• **What you will do**: Which lines hold the word "range"? Copy each one.

• **Records to use**:
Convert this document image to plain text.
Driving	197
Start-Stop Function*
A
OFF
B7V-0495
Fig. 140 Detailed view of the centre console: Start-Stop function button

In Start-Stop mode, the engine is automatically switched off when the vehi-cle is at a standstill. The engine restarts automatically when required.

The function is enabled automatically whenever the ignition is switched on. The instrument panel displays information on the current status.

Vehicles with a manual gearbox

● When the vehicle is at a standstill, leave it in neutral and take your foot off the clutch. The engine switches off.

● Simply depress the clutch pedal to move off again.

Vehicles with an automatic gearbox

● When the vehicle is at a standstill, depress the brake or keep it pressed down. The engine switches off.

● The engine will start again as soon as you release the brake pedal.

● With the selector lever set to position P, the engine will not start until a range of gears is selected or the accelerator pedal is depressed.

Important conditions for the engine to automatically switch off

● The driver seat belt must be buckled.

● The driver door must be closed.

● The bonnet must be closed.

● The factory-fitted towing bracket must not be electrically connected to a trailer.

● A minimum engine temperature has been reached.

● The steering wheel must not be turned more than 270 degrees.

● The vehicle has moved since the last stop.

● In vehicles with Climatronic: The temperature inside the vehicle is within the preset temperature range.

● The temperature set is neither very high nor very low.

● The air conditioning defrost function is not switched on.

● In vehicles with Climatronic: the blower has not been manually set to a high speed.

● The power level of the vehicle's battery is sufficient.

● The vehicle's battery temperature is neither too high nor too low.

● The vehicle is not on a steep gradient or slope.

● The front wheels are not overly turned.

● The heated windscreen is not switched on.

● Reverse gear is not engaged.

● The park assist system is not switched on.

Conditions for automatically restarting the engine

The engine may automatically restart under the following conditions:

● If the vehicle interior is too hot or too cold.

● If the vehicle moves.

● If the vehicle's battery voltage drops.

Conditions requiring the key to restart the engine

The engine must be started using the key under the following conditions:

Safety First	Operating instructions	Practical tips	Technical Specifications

• **Result for this exercise**:
● With the selector lever set to position P, the engine will not start until a range of gears is selected or the accelerator pedal is depressed.
● In vehicles with Climatronic: The temperature inside the vehicle is within the preset temperature range.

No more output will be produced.